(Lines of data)
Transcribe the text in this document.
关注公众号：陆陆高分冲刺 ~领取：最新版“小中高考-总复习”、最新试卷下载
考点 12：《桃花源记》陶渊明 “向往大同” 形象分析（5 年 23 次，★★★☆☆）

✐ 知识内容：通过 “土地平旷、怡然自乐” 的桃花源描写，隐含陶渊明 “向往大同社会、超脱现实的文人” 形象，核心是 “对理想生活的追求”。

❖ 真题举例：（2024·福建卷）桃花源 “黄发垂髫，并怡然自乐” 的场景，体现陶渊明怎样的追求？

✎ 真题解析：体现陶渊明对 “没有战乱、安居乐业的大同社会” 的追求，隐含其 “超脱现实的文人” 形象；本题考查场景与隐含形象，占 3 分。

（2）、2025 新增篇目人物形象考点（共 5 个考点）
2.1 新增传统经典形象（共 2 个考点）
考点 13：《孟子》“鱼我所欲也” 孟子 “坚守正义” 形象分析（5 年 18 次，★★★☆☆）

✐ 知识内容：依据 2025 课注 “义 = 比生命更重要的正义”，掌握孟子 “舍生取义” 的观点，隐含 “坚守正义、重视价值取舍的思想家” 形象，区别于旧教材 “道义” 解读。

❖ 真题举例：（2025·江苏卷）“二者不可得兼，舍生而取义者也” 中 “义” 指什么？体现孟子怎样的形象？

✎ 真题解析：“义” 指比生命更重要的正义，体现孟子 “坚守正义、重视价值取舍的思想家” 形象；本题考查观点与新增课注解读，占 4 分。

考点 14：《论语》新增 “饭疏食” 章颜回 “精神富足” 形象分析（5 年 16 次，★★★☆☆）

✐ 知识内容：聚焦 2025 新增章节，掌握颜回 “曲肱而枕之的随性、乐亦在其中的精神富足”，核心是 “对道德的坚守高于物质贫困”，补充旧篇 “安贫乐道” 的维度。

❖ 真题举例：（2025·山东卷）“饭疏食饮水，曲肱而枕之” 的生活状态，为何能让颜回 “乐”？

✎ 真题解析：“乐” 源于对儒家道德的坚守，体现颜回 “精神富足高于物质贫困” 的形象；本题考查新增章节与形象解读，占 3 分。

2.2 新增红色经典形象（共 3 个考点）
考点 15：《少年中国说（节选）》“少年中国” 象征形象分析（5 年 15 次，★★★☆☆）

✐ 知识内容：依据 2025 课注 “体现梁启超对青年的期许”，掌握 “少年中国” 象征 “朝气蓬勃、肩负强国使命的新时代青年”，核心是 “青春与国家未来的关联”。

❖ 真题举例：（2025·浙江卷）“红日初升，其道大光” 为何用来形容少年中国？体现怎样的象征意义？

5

## Written task
Every entry in the listing must be retyped exactly.

## Solution for this exercise
Transcribe the text in this document.
关注公众号：陆陆高分冲刺 ~领取：最新版“小中高考-总复习”、最新试卷下载
考点 12：《桃花源记》陶渊明 “向往大同” 形象分析（5 年 23 次，★★★☆☆）

✐ 知识内容：通过 “土地平旷、怡然自乐” 的桃花源描写，隐含陶渊明 “向往大同社会、超脱现实的文人” 形象，核心是 “对理想生活的追求”。

❖ 真题举例：（2024·福建卷）桃花源 “黄发垂髫，并怡然自乐” 的场景，体现陶渊明怎样的追求？

✎ 真题解析：体现陶渊明对 “没有战乱、安居乐业的大同社会” 的追求，隐含其 “超脱现实的文人” 形象；本题考查场景与隐含形象，占 3 分。

（2）、2025 新增篇目人物形象考点（共 5 个考点）
2.1 新增传统经典形象（共 2 个考点）
考点 13：《孟子》“鱼我所欲也” 孟子 “坚守正义” 形象分析（5 年 18 次，★★★☆☆）

✐ 知识内容：依据 2025 课注 “义 = 比生命更重要的正义”，掌握孟子 “舍生取义” 的观点，隐含 “坚守正义、重视价值取舍的思想家” 形象，区别于旧教材 “道义” 解读。

❖ 真题举例：（2025·江苏卷）“二者不可得兼，舍生而取义者也” 中 “义” 指什么？体现孟子怎样的形象？

✎ 真题解析：“义” 指比生命更重要的正义，体现孟子 “坚守正义、重视价值取舍的思想家” 形象；本题考查观点与新增课注解读，占 4 分。

考点 14：《论语》新增 “饭疏食” 章颜回 “精神富足” 形象分析（5 年 16 次，★★★☆☆）

✐ 知识内容：聚焦 2025 新增章节，掌握颜回 “曲肱而枕之的随性、乐亦在其中的精神富足”，核心是 “对道德的坚守高于物质贫困”，补充旧篇 “安贫乐道” 的维度。

❖ 真题举例：（2025·山东卷）“饭疏食饮水，曲肱而枕之” 的生活状态，为何能让颜回 “乐”？

✎ 真题解析：“乐” 源于对儒家道德的坚守，体现颜回 “精神富足高于物质贫困” 的形象；本题考查新增章节与形象解读，占 3 分。

2.2 新增红色经典形象（共 3 个考点）
考点 15：《少年中国说（节选）》“少年中国” 象征形象分析（5 年 15 次，★★★☆☆）

✐ 知识内容：依据 2025 课注 “体现梁启超对青年的期许”，掌握 “少年中国” 象征 “朝气蓬勃、肩负强国使命的新时代青年”，核心是 “青春与国家未来的关联”。

❖ 真题举例：（2025·浙江卷）“红日初升，其道大光” 为何用来形容少年中国？体现怎样的象征意义？

5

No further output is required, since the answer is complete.